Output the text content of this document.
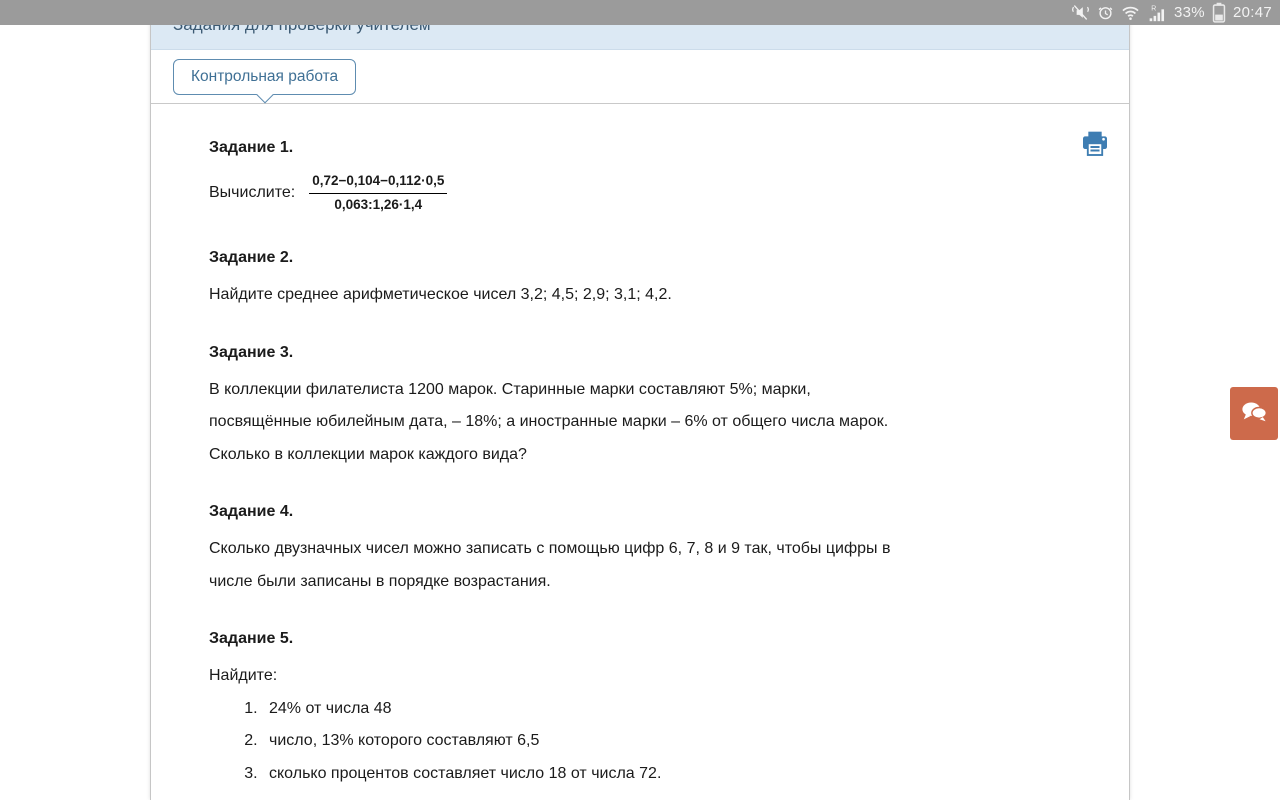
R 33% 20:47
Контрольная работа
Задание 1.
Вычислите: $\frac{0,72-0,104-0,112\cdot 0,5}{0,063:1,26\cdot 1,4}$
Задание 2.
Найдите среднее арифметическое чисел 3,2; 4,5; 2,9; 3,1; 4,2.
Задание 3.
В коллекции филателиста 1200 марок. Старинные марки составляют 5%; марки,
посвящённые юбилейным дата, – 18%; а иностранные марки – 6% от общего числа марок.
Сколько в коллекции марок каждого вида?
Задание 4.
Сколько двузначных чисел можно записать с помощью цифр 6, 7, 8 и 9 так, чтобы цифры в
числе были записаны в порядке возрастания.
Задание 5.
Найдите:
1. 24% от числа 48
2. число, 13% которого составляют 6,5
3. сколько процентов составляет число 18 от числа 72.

+++

**EXERCISE REQUIREMENTS**
Pictures are excluded; copy all other data exactly as shown.

**CORRECT OUTPUT**
Output the text content of this document.
R 33% 20:47
Контрольная работа
Задание 1.
Вычислите: $\frac{0,72-0,104-0,112\cdot 0,5}{0,063:1,26\cdot 1,4}$
Задание 2.
Найдите среднее арифметическое чисел 3,2; 4,5; 2,9; 3,1; 4,2.
Задание 3.
В коллекции филателиста 1200 марок. Старинные марки составляют 5%; марки,
посвящённые юбилейным дата, – 18%; а иностранные марки – 6% от общего числа марок.
Сколько в коллекции марок каждого вида?
Задание 4.
Сколько двузначных чисел можно записать с помощью цифр 6, 7, 8 и 9 так, чтобы цифры в
числе были записаны в порядке возрастания.
Задание 5.
Найдите:
1. 24% от числа 48
2. число, 13% которого составляют 6,5
3. сколько процентов составляет число 18 от числа 72.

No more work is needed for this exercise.